Extrait de page:
▼
Peut-on tout pardonner ?


Certains actes paraissent impardonnables, surtout ceux qui nous ont profondément blessés ou ont touché ceux que nous aimons. Pourtant sans nier le mal qui a été fait, il est vital de se reconstruire... et la démarche du pardon est une clé de cette guérison intérieure. Un long chemin toutefois à parcourir.



"Me faire une chose pareille, je ne pourrai jamais le pardonner !" Erick a été trompé et abandonné. Il en reste profondément blessé, comme tous ceux qui sont victimes d'une trahison, d'une injustice, d'une humiliation ou d'une agression.

Chacun "encaisse" à sa manière... certains se replient sur eux-mêmes pour cacher leur blessure, d'autres font mine de repartir comme si de rien n'était.

En fait, beaucoup gardent un ressentiment, éprouvant même l'envie de se venger, de rendre le mal, de blesser celui qui les a blessés ou même ceux qui ne leur ont rien fait. Comme cette jeune femme qui après une rupture douloureuse ne pouvait s'empêcher d'agresser son nouvel amoureux :"J'ai l'impression qu'elle me fait payer ce que lui a fait son ancien petit ami", dit-il.

Renoncer à la vengeance, une première étape

Pourtant la tentation de la vengeance est la première pierre qui empêche d'avancer sur le chemin de la pacification.

En effet cet esprit de vengeance vous garde tourné vers le passé, vous ressassez votre histoire, vous revivez sans cesse ce qui s'est passé, et cela vous empêche justement d'aller vers l'avant...

Le mal que vous projetez de faire ou que vous faites est comme un venin qui vous empoisonne et vous défigure. Vous vous avilissez, vous vous abaissez, vous n'êtes plus vous-même. Au final vous vous faites violence et vous perdez l'estime de vous-même.

Faire souffrir parce qu'on vous a fait souffrir ne fait qu'ajouter un mal à mal. Inconsciemment vous pouvez ressentir de la culpabilité, vous n'êtes pas en paix...
C'est pourquoi même si l'on se sent encore incapable de pardonner, il est urgent de décider de renoncer à la vengeance.

Pardonner, ce n'est pas nier ou oublier

En réalité on a souvent de fausses idées du pardon. "Allez, c'est bon, c'est oublié"... "Je préfère ne plus en parler"... Pardonner, ce n'est pas oublier. D'ailleurs, il est quasiment impossible d'oublier un événement qui a provoqué en vous beaucoup d'émotion : de la peur, de la colère, de l'humiliation.

Ce n'est pas non plus nier la blessure ou l'attaque que nous avons subie. "Ce n'est pas grave, je ne t'en veux pas"... Parfois on souffre tellement d'avoir été trompé ou humilié par une personne très proche, qu'on préfère minimiser les choses ou lui chercher des excuses. "Elle m'a trompé, mais pour moi, ce n'est pas grave".
▲
Données fournies:
▼
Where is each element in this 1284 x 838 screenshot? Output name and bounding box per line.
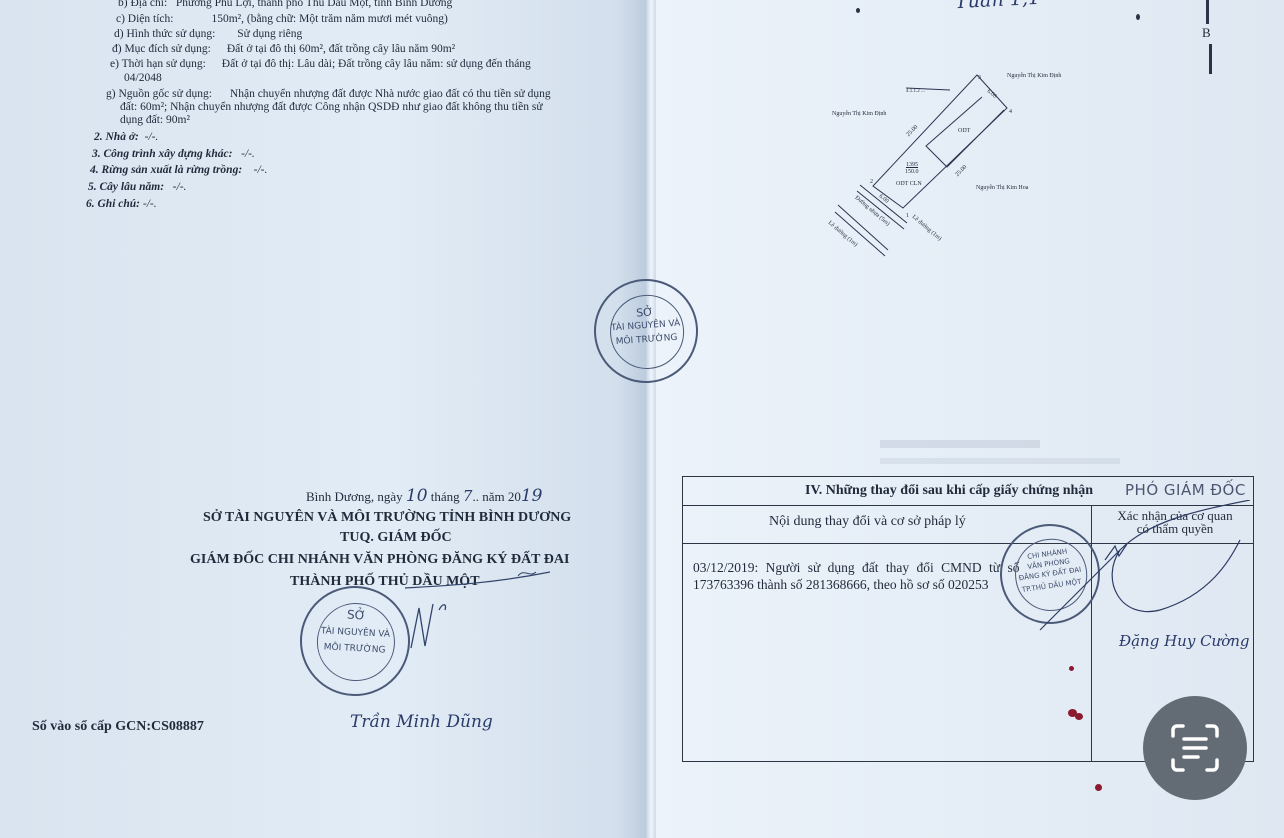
handwritten-note: Tuấn 1,1 — [955, 0, 1041, 9]
signature-scribble — [400, 566, 560, 596]
land-info-purpose: đ) Mục đích sử dụng:Đất ở tại đô thị 60m… — [112, 43, 455, 56]
changes-table-title: IV. Những thay đổi sau khi cấp giấy chứn… — [805, 484, 1093, 497]
land-info-usage-form: d) Hình thức sử dụng:Sử dụng riêng — [114, 28, 302, 41]
ink-dot — [1075, 713, 1083, 720]
ink-dot — [1136, 14, 1140, 20]
ink-dot — [1069, 666, 1074, 671]
land-info-term-end: 04/2048 — [124, 72, 162, 85]
text-scan-icon — [1167, 720, 1223, 776]
page-fold — [646, 0, 656, 838]
ink-dot — [856, 8, 860, 13]
stamp-title: PHÓ GIÁM ĐỐC — [1125, 484, 1246, 497]
land-info-area: c) Diện tích:150m², (bằng chữ: Một trăm … — [116, 13, 448, 26]
agency-name: SỞ TÀI NGUYÊN VÀ MÔI TRƯỜNG TỈNH BÌNH DƯ… — [203, 511, 571, 524]
registry-number: Số vào sổ cấp GCN:CS08887 — [32, 720, 204, 733]
section-forest: 4. Rừng sản xuất là rừng trồng: -/-. — [90, 164, 267, 177]
change-entry-line2: 173763396 thành số 281368666, theo hồ sơ… — [693, 578, 989, 591]
section-notes: 6. Ghi chú: -/-. — [86, 198, 157, 211]
north-arrow-bottom — [1209, 44, 1212, 74]
signature-mark — [405, 598, 455, 658]
land-info-origin-line2: đất: 60m²; Nhận chuyển nhượng đất được C… — [120, 101, 543, 114]
col-header-content: Nội dung thay đổi và cơ sở pháp lý — [769, 515, 966, 528]
left-page — [0, 0, 650, 838]
land-info-origin: g) Nguồn gốc sử dụng:Nhận chuyển nhượng … — [106, 88, 551, 101]
authorization-title: TUQ. GIÁM ĐỐC — [340, 531, 452, 544]
ink-dot — [1095, 784, 1102, 791]
section-perennial: 5. Cây lâu năm: -/-. — [88, 181, 186, 194]
approval-signature — [1010, 500, 1270, 660]
text-scan-button[interactable] — [1143, 696, 1247, 800]
land-info-term: e) Thời hạn sử dụng:Đất ở tại đô thị: Lâ… — [110, 58, 531, 71]
north-marker: B — [1202, 26, 1211, 39]
signer-name: Trần Minh Dũng — [350, 716, 493, 729]
section-other-construction: 3. Công trình xây dựng khác: -/-. — [92, 148, 255, 161]
north-arrow-top — [1206, 0, 1209, 24]
land-info-origin-line3: dụng đất: 90m² — [120, 114, 190, 127]
issue-date: Bình Dương, ngày 10 tháng 7.. năm 2019 — [306, 490, 542, 503]
director-title: GIÁM ĐỐC CHI NHÁNH VĂN PHÒNG ĐĂNG KÝ ĐẤT… — [190, 553, 569, 566]
faded-text — [880, 458, 1120, 464]
section-house: 2. Nhà ở: -/-. — [94, 131, 158, 144]
faded-text — [880, 440, 1040, 448]
change-entry-line1: 03/12/2019: Người sử dụng đất thay đổi C… — [693, 561, 1019, 574]
land-info-address: b) Địa chỉ: Phường Phú Lợi, thành phố Th… — [118, 0, 452, 10]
▲
Exercices:
1) D'après l'article sur le pardon, qu'est-ce qui constitue la première pierre empêchant d'avancer sur le chemin de la pacification ?
2) Recopiez le passage de l'article sur le pardon qui va de « En effet cet » jusqu'à « l'estime de vous-même. » inclus.

Réponses aux exercices:
1) La tentation de la vengeance.

2)
En effet cet esprit de vengeance vous garde tourné vers le passé, vous ressassez votre histoire, vous revivez sans cesse ce qui s'est passé, et cela vous empêche justement d'aller vers l'avant...

Le mal que vous projetez de faire ou que vous faites est comme un venin qui vous empoisonne et vous défigure. Vous vous avilissez, vous vous abaissez, vous n'êtes plus vous-même. Au final vous vous faites violence et vous perdez l'estime de vous-même.